Take the data that follows and retype it word for word.
--- Start of EXCERPTED DATA ---
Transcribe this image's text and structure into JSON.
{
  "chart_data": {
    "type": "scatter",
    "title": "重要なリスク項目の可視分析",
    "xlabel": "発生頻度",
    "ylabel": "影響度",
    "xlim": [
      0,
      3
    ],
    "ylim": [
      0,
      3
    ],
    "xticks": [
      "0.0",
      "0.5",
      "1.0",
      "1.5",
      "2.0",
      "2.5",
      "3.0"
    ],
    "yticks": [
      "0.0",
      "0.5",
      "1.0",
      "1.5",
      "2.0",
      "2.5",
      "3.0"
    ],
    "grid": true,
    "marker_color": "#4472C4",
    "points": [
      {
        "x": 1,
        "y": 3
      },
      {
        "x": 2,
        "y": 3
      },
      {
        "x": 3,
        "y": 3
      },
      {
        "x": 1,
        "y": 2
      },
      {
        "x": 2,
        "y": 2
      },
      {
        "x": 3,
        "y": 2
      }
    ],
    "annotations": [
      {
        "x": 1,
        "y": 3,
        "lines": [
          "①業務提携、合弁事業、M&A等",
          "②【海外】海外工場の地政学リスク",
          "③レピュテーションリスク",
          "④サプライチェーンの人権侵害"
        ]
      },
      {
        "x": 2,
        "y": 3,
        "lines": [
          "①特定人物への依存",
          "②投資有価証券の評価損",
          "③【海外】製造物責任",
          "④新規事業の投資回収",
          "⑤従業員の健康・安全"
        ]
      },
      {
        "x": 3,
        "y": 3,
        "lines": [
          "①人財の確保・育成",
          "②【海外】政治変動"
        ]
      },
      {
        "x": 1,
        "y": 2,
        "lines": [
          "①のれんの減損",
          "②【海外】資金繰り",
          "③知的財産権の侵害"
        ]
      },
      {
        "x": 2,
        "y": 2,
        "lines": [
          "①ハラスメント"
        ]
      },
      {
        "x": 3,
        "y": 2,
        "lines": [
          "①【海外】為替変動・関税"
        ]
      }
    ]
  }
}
--- End of EXCERPTED DATA ---
* _CORRECT ANSWER_:
Transcribe this image's text and structure into JSON.
{
  "chart_data": {
    "type": "scatter",
    "title": "重要なリスク項目の可視分析",
    "xlabel": "発生頻度",
    "ylabel": "影響度",
    "xlim": [
      0,
      3
    ],
    "ylim": [
      0,
      3
    ],
    "xticks": [
      "0.0",
      "0.5",
      "1.0",
      "1.5",
      "2.0",
      "2.5",
      "3.0"
    ],
    "yticks": [
      "0.0",
      "0.5",
      "1.0",
      "1.5",
      "2.0",
      "2.5",
      "3.0"
    ],
    "grid": true,
    "marker_color": "#4472C4",
    "points": [
      {
        "x": 1,
        "y": 3
      },
      {
        "x": 2,
        "y": 3
      },
      {
        "x": 3,
        "y": 3
      },
      {
        "x": 1,
        "y": 2
      },
      {
        "x": 2,
        "y": 2
      },
      {
        "x": 3,
        "y": 2
      }
    ],
    "annotations": [
      {
        "x": 1,
        "y": 3,
        "lines": [
          "①業務提携、合弁事業、M&A等",
          "②【海外】海外工場の地政学リスク",
          "③レピュテーションリスク",
          "④サプライチェーンの人権侵害"
        ]
      },
      {
        "x": 2,
        "y": 3,
        "lines": [
          "①特定人物への依存",
          "②投資有価証券の評価損",
          "③【海外】製造物責任",
          "④新規事業の投資回収",
          "⑤従業員の健康・安全"
        ]
      },
      {
        "x": 3,
        "y": 3,
        "lines": [
          "①人財の確保・育成",
          "②【海外】政治変動"
        ]
      },
      {
        "x": 1,
        "y": 2,
        "lines": [
          "①のれんの減損",
          "②【海外】資金繰り",
          "③知的財産権の侵害"
        ]
      },
      {
        "x": 2,
        "y": 2,
        "lines": [
          "①ハラスメント"
        ]
      },
      {
        "x": 3,
        "y": 2,
        "lines": [
          "①【海外】為替変動・関税"
        ]
      }
    ]
  }
}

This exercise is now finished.